▸ **TEXT PROVIDED**:
.....

The Dark Side of the Sun
- First edition
- Author: Terry Pratchett
- Cover artist: Terry Pratchett
- Language: English
- Genre: Science fiction
- Publisher: Colin Smythe
- Publication date: 26 Jan 1976
- Publication place: United Kingdom
- Media type: Print (Hardcover)
- Pages: 158
- ISBN: 0-901072-20-6
- OCLC: 2993255

= The Dark Side of the Sun =

1976 novel by Terry Pratchett

The Dark Side of the Sun is a science fiction novel by Terry Pratchett, first published in 1976.

It is similar to the work of Isaac Asimov. According to Don D'Ammassa, both this and Pratchett's 1981 sci-fi novel Strata spoof parts of Larry Niven's Ringworld. The holiday of Hogswatch, which appears in the Discworld books, is celebrated by the characters in The Dark Side of the Sun.

== Overview ==
The story is set in a portion of the galaxy populated by fifty-two different sentient species. All of these species, humanity among them, have evolved in the last five million years, and all of them have evolved in a spherical volume of space less than two hundred light-years across centred on Wolf 429. The rest of the galaxy is sterile as far as anybody can tell.

.....

▸ **WRITTEN INSTRUCTION**: Summarize the text on The Dark Side of the Sun in two sentences.

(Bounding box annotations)
.....

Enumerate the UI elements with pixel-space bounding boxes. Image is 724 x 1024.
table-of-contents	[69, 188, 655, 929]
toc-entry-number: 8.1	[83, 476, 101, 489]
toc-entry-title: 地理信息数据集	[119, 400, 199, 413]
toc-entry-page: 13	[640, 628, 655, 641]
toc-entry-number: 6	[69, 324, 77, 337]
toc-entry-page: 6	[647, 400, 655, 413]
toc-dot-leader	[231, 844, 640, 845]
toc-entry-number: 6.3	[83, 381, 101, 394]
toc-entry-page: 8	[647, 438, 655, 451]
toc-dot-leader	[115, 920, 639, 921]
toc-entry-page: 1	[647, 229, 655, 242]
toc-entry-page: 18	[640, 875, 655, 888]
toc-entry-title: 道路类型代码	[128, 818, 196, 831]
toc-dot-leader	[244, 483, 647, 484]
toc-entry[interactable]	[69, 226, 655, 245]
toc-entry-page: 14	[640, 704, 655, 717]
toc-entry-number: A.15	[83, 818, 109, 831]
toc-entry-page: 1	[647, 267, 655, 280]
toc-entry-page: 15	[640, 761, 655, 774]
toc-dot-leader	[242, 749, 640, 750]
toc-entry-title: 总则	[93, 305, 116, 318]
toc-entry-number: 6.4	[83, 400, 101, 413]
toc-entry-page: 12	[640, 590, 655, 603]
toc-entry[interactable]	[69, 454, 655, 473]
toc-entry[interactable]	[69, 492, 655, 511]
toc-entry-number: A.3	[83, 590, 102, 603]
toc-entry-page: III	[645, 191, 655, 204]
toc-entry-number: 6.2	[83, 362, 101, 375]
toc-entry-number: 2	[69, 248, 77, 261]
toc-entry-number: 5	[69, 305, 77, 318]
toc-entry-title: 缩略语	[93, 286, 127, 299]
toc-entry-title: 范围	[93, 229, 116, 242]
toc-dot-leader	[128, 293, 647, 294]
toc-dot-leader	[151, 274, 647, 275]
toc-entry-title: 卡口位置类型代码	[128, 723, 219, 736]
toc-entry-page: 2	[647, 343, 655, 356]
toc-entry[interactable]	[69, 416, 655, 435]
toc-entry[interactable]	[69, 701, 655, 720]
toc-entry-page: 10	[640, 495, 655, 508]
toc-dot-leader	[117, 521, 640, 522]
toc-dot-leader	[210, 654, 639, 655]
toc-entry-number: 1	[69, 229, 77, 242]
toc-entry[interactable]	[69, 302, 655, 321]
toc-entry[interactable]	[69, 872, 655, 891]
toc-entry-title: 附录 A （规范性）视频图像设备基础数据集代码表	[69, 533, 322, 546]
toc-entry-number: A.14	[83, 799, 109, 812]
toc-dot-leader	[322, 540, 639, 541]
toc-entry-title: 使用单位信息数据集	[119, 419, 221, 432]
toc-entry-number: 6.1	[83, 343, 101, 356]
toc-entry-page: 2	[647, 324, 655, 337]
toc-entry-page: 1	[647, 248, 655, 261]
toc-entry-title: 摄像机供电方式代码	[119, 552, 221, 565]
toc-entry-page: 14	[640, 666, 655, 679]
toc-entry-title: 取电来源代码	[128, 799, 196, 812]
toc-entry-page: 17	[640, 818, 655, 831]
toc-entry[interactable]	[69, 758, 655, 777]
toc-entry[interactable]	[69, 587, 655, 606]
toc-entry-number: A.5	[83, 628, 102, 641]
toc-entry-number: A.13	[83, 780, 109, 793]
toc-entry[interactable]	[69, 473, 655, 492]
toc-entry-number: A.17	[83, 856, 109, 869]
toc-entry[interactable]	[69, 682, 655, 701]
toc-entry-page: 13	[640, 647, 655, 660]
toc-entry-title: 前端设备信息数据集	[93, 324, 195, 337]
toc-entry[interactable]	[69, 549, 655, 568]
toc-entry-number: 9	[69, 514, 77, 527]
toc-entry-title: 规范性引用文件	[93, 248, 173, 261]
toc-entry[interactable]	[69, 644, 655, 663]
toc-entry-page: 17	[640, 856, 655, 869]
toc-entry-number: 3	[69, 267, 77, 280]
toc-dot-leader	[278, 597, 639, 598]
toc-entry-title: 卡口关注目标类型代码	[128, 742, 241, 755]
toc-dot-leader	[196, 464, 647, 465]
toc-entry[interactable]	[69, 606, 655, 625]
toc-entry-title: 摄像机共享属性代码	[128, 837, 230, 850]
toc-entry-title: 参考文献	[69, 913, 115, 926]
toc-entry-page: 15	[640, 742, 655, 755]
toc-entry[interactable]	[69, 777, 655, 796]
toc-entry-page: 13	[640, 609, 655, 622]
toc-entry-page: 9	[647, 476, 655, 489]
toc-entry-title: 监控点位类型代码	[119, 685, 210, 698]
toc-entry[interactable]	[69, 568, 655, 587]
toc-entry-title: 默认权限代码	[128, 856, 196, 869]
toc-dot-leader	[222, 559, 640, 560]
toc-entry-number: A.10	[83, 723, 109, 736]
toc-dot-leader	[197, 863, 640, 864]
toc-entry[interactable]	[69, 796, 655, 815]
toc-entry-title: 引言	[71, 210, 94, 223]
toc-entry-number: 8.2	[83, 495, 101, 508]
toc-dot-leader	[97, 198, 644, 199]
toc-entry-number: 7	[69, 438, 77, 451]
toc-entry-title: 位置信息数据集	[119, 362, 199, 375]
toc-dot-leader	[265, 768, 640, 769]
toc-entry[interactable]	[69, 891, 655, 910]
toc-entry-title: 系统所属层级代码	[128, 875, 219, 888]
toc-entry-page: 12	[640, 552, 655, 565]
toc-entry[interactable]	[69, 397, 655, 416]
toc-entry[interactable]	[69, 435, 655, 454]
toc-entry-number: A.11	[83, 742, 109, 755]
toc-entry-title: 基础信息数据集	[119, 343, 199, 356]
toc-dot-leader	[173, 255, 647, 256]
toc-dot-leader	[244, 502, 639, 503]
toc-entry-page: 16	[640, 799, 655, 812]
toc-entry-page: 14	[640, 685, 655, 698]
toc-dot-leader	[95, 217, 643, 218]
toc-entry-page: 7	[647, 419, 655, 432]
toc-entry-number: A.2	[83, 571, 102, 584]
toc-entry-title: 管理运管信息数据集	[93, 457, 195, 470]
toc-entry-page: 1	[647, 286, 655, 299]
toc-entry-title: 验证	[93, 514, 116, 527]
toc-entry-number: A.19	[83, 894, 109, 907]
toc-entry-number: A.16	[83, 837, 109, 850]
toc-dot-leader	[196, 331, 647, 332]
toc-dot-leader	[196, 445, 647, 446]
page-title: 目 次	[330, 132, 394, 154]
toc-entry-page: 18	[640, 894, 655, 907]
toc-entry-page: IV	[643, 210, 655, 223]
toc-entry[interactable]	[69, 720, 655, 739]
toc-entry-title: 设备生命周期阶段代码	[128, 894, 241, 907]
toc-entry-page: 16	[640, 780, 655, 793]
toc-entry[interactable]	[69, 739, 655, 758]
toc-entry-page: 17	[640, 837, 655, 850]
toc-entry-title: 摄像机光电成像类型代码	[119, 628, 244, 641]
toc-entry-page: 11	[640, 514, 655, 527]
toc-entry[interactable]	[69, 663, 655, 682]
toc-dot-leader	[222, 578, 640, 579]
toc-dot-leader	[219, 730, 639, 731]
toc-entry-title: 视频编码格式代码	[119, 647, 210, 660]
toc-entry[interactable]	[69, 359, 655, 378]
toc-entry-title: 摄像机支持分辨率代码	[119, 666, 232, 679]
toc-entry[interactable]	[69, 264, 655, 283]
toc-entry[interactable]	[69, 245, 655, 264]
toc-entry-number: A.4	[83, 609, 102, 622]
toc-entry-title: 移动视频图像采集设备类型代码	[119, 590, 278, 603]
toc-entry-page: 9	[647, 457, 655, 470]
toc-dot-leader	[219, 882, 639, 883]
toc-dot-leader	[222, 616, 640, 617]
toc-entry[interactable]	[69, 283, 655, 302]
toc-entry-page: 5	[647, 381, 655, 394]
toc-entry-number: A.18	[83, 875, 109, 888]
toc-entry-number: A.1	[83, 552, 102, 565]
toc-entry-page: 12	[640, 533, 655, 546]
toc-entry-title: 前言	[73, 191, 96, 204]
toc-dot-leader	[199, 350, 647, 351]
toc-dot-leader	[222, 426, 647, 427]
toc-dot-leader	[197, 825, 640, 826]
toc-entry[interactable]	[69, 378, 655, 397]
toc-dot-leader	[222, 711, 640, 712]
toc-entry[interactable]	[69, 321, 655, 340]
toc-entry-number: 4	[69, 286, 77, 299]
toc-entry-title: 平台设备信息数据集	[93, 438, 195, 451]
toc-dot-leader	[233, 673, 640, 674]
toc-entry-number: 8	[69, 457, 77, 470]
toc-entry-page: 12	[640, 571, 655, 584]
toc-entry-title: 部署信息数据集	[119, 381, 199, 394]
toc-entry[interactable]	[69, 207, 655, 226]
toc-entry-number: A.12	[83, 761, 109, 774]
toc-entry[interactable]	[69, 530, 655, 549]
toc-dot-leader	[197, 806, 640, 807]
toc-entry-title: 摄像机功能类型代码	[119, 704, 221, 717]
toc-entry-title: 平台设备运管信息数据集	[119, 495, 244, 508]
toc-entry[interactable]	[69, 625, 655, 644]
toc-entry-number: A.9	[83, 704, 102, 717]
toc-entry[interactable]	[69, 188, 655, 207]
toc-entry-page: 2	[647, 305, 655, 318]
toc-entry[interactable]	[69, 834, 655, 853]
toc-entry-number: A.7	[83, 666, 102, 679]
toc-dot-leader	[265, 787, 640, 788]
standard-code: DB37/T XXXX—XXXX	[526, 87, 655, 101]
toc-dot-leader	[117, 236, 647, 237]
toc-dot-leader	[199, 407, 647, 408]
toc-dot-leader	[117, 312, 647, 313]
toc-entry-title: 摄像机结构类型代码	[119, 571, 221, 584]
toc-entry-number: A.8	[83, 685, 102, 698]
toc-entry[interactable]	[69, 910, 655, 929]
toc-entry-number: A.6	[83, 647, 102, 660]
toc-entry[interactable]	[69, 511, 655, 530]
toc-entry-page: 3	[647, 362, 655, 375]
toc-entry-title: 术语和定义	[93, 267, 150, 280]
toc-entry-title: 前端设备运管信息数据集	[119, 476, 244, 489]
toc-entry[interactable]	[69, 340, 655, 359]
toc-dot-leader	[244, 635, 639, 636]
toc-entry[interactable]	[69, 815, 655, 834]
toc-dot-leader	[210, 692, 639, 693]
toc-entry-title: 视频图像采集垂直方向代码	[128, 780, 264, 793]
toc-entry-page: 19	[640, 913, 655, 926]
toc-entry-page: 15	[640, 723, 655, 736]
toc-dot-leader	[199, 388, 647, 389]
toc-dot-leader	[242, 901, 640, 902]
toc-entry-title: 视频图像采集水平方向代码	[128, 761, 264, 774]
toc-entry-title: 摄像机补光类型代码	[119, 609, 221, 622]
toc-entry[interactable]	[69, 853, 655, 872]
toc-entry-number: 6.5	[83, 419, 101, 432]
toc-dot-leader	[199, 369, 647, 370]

.....

▸ **TASK ANSWER**: The Dark Side of the Sun is a science fiction novel by Terry Pratchett, first published in 1976 by Colin Smythe in the United Kingdom. Its story is set in a part of the galaxy where fifty-two sentient species, humanity among them, evolved within the last five million years in a sphere of space less than two hundred light-years across centered on Wolf 429.